WRITTEN TASK:
List all lines in the material below that contain "lavoro".

=== DATASET ROWS ===

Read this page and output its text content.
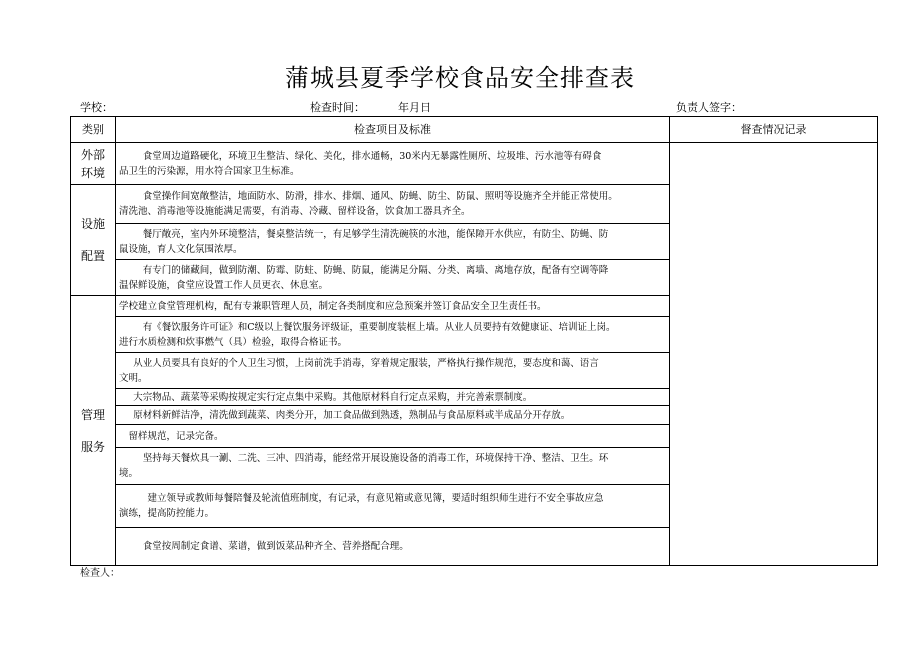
蒲城县夏季学校食品安全排查表
学校：	检查时间：	年月日	负责人签字：
类别	检查项目及标准	督查情况记录

外部
环境	食堂周边道路硬化，环境卫生整洁、绿化、美化，排水通畅，30米内无暴露性厕所、垃圾堆、污水池等有碍食
品卫生的污染源，用水符合国家卫生标准。	

设施
配置	食堂操作间宽敞整洁，地面防水、防滑，排水、排烟、通风、防蝇、防尘、防鼠、照明等设施齐全并能正常使用。
清洗池、消毒池等设施能满足需要，有消毒、冷藏、留样设备，饮食加工器具齐全。	

	餐厅敞亮，室内外环境整洁，餐桌整洁统一，有足够学生清洗碗筷的水池，能保障开水供应，有防尘、防蝇、防
鼠设施，育人文化氛围浓厚。	

	有专门的储藏间，做到防潮、防霉、防蛀、防蝇、防鼠，能满足分隔、分类、离墙、离地存放，配备有空调等降
温保鲜设施，食堂应设置工作人员更衣、休息室。	

管理
服务	学校建立食堂管理机构，配有专兼职管理人员，制定各类制度和应急预案并签订食品安全卫生责任书。	

	有《餐饮服务许可证》和C级以上餐饮服务评级证，重要制度装框上墙。从业人员要持有效健康证、培训证上岗。
进行水质检测和炊事燃气（具）检验，取得合格证书。	

	从业人员要具有良好的个人卫生习惯，上岗前洗手消毒，穿着规定服装，严格执行操作规范，要态度和蔼、语言
文明。	

	大宗物品、蔬菜等采购按规定实行定点集中采购。其他原材料自行定点采购，并完善索票制度。	

	原材料新鲜洁净，清洗做到蔬菜、肉类分开，加工食品做到熟透，熟制品与食品原料或半成品分开存放。	

	留样规范，记录完备。	

	坚持每天餐炊具一涮、二洗、三冲、四消毒，能经常开展设施设备的消毒工作，环境保持干净、整洁、卫生。环
境。	

	建立领导或教师每餐陪餐及轮流值班制度，有记录，有意见箱或意见簿，要适时组织师生进行不安全事故应急
演练，提高防控能力。	

	食堂按周制定食谱、菜谱，做到饭菜品种齐全、营养搭配合理。	
检查人：
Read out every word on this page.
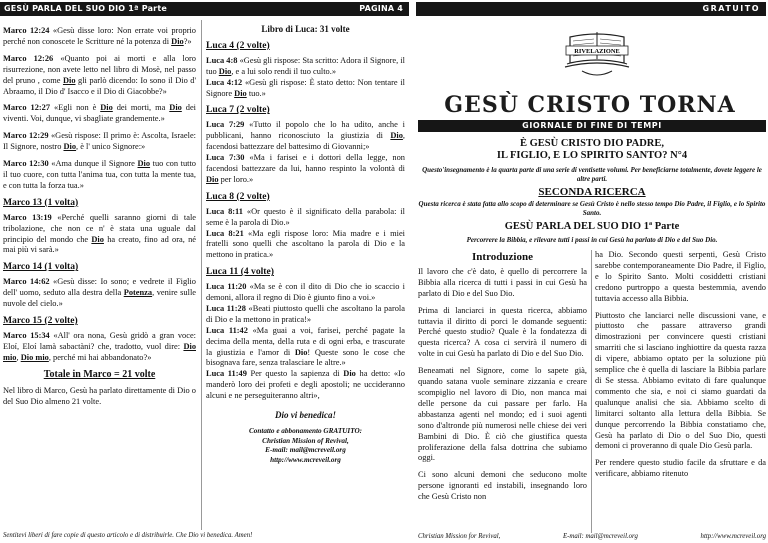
GESÙ PARLA DEL SUO DIO 1ª Parte	PAGINA 4

Marco 12:24 «Gesù disse loro: Non errate voi proprio perché non conoscete le Scritture né la potenza di Dio?»

Marco 12:26 «Quanto poi ai morti e alla loro risurrezione, non avete letto nel libro di Mosè, nel passo del pruno , come Dio gli parlò dicendo: Io sono il Dio d' Abraamo, il Dio d' Isacco e il Dio di Giacobbe?»

Marco 12:27 «Egli non è Dio dei morti, ma Dio dei viventi. Voi, dunque, vi sbagliate grandemente.»

Marco 12:29 «Gesù rispose: Il primo è: Ascolta, Israele: Il Signore, nostro Dio, è l' unico Signore:»

Marco 12:30 «Ama dunque il Signore Dio tuo con tutto il tuo cuore, con tutta l'anima tua, con tutta la mente tua, e con tutta la forza tua.»

Marco 13 (1 volta)

Marco 13:19 «Perché quelli saranno giorni di tale tribolazione, che non ce n' è stata una uguale dal principio del mondo che Dio ha creato, fino ad ora, né mai più vi sarà.»

Marco 14 (1 volta)

Marco 14:62 «Gesù disse: Io sono; e vedrete il Figlio dell' uomo, seduto alla destra della Potenza, venire sulle nuvole del cielo.»

Marco 15 (2 volte)

Marco 15:34 «All' ora nona, Gesù gridò a gran voce: Eloí, Eloí lamà sabactàni? che, tradotto, vuol dire: Dio mio, Dio mio, perché mi hai abbandonato?»

Totale in Marco = 21 volte

Nel libro di Marco, Gesù ha parlato direttamente di Dio o del Suo Dio almeno 21 volte.

Libro di Luca: 31 volte
Luca 4 (2 volte)

Luca 4:8 «Gesù gli rispose: Sta scritto: Adora il Signore, il tuo Dio, e a lui solo rendi il tuo culto.»

Luca 4:12 «Gesù gli rispose: È stato detto: Non tentare il Signore Dio tuo.»

Luca 7 (2 volte)

Luca 7:29 «Tutto il popolo che lo ha udito, anche i pubblicani, hanno riconosciuto la giustizia di Dio, facendosi battezzare del battesimo di Giovanni;»

Luca 7:30 «Ma i farisei e i dottori della legge, non facendosi battezzare da lui, hanno respinto la volontà di Dio per loro.»

Luca 8 (2 volte)

Luca 8:11 «Or questo è il significato della parabola: il seme è la parola di Dio.»

Luca 8:21 «Ma egli rispose loro: Mia madre e i miei fratelli sono quelli che ascoltano la parola di Dio e la mettono in pratica.»

Luca 11 (4 volte)

Luca 11:20 «Ma se è con il dito di Dio che io scaccio i demoni, allora il regno di Dio è giunto fino a voi.»

Luca 11:28 «Beati piuttosto quelli che ascoltano la parola di Dio e la mettono in pratica!»

Luca 11:42 «Ma guai a voi, farisei, perché pagate la decima della menta, della ruta e di ogni erba, e trascurate la giustizia e l'amor di Dio! Queste sono le cose che bisognava fare, senza tralasciare le altre.»

Luca 11:49 Per questo la sapienza di Dio ha detto: «Io manderò loro dei profeti e degli apostoli; ne uccideranno alcuni e ne perseguiteranno altri»,

Dio vi benedica!
Contatto e abbonamento GRATUITO:
Christian Mission of Revival,
E-mail: mail@mcreveil.org
http://www.mcreveil.org
Sentitevi liberi di fare copie di questo articolo e di distribuirle. Che Dio vi benedica. Amen!
GRATUITO
RIVELAZIONE
GESÙ CRISTO TORNA
GIORNALE DI FINE DI TEMPI
È GESÙ CRISTO DIO PADRE,
IL FIGLIO, E LO SPIRITO SANTO? N°4
Questo'insegnamento è la quarta parte di una serie di ventisette volumi. Per beneficiarne totalmente, dovete leggere le altre parti.
SECONDA RICERCA
Questa ricerca è stata fatta allo scopo di determinare se Gesù Cristo è nello stesso tempo Dio Padre, il Figlio, e lo Spirito Santo.
GESÙ PARLA DEL SUO DIO 1ª Parte
Percorrere la Bibbia, e rilevare tutti i passi in cui Gesù ha parlato di Dio e del Suo Dio.
Introduzione

Il lavoro che c'è dato, è quello di percorrere la Bibbia alla ricerca di tutti i passi in cui Gesù ha parlato di Dio e del Suo Dio.

Prima di lanciarci in questa ricerca, abbiamo tuttavia il diritto di porci le domande seguenti: Perché questo studio? Quale è la fondatezza di questa ricerca? A cosa ci servirà il numero di volte in cui Gesù ha parlato di Dio e del Suo Dio.

Beneamati nel Signore, come lo sapete già, quando satana vuole seminare zizzania e creare scompiglio nel lavoro di Dio, non manca mai delle persone da cui passare per farlo. Ha abbastanza agenti nel mondo; ed i suoi agenti sono d'altronde più numerosi nelle chiese dei veri Bambini di Dio. È ciò che giustifica questa proliferazione della falsa dottrina che subiamo oggi.

Ci sono alcuni demoni che seducono molte persone ignoranti ed instabili, insegnando loro che Gesù Cristo non

ha Dio. Secondo questi serpenti, Gesù Cristo sarebbe contemporaneamente Dio Padre, il Figlio, e lo Spirito Santo. Molti cosiddetti cristiani credono purtroppo a questa bestemmia, avendo tuttavia accesso alla Bibbia.

Piuttosto che lanciarci nelle discussioni vane, e piuttosto che passare attraverso grandi dimostrazioni per convincere questi cristiani smarriti che si lasciano inghiottire da questa razza di vipere, abbiamo optato per la soluzione più semplice che è quella di lasciare la Bibbia parlare di Se stessa. Abbiamo evitato di fare qualunque commento che sia, e noi ci siamo guardati da qualunque analisi che sia. Abbiamo scelto di limitarci soltanto alla lettura della Bibbia. Se dunque percorrendo la Bibbia constatiamo che, Gesù ha parlato di Dio o del Suo Dio, questi demoni ci proveranno di quale Dio Gesù parla.

Per rendere questo studio facile da sfruttare e da verificare, abbiamo ritenuto

Christian Mission for Revival,	E-mail: mail@mcreveil.org	http://www.mcreveil.org
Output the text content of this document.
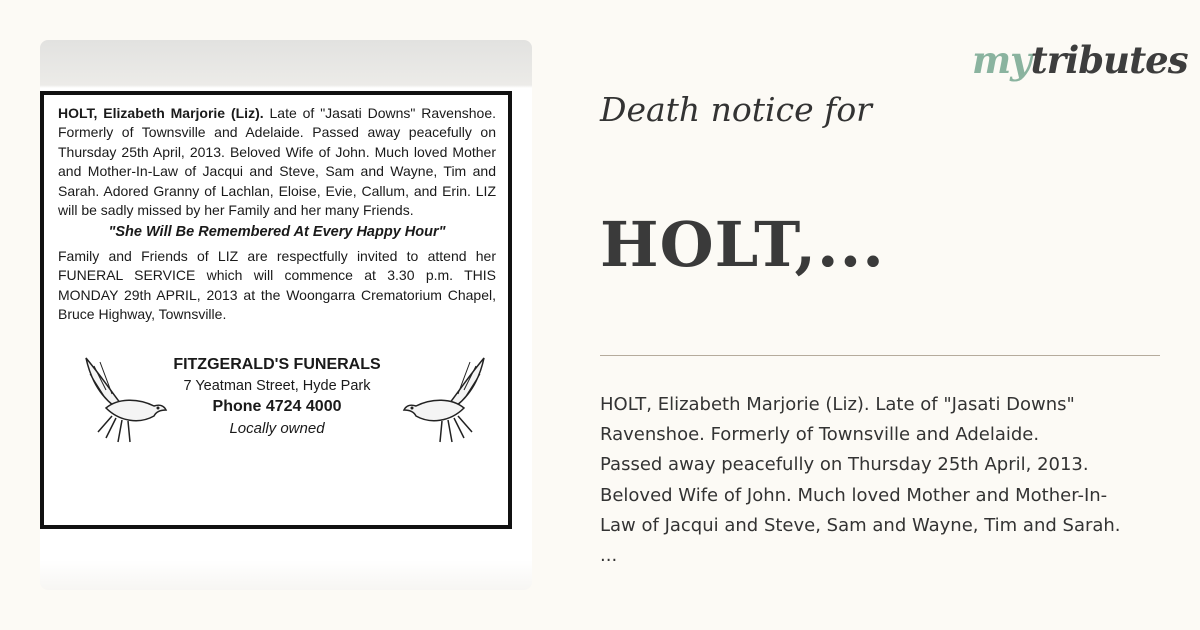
HOLT, Elizabeth Marjorie (Liz). Late of "Jasati Downs" Ravenshoe. Formerly of Townsville and Adelaide. Passed away peacefully on Thursday 25th April, 2013. Beloved Wife of John. Much loved Mother and Mother-In-Law of Jacqui and Steve, Sam and Wayne, Tim and Sarah. Adored Granny of Lachlan, Eloise, Evie, Callum, and Erin. LIZ will be sadly missed by her Family and her many Friends.

"She Will Be Remembered At Every Happy Hour"

Family and Friends of LIZ are respectfully invited to attend her FUNERAL SERVICE which will commence at 3.30 p.m. THIS MONDAY 29th APRIL, 2013 at the Woongarra Crematorium Chapel, Bruce Highway, Townsville.

FITZGERALD'S FUNERALS
7 Yeatman Street, Hyde Park
Phone 4724 4000
Locally owned
mytributes
Death notice for
HOLT,...
HOLT, Elizabeth Marjorie (Liz). Late of "Jasati Downs"
Ravenshoe. Formerly of Townsville and Adelaide.
Passed away peacefully on Thursday 25th April, 2013.
Beloved Wife of John. Much loved Mother and Mother-In-
Law of Jacqui and Steve, Sam and Wayne, Tim and Sarah.
...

===

ANSWER TO THE EXERCISE:
Il lavoro che c'è dato, è quello di percorrere la Bibbia alla ricerca di tutti i passi in cui Gesù ha parlato di Dio e del Suo Dio.
Beneamati nel Signore, come lo sapete già, quando satana vuole seminare zizzania e creare scompiglio nel lavoro di Dio, non manca mai delle persone da cui passare per farlo. Ha abbastanza agenti nel mondo; ed i suoi agenti sono d'altronde più numerosi nelle chiese dei veri Bambini di Dio. È ciò che giustifica questa proliferazione della falsa dottrina che subiamo oggi.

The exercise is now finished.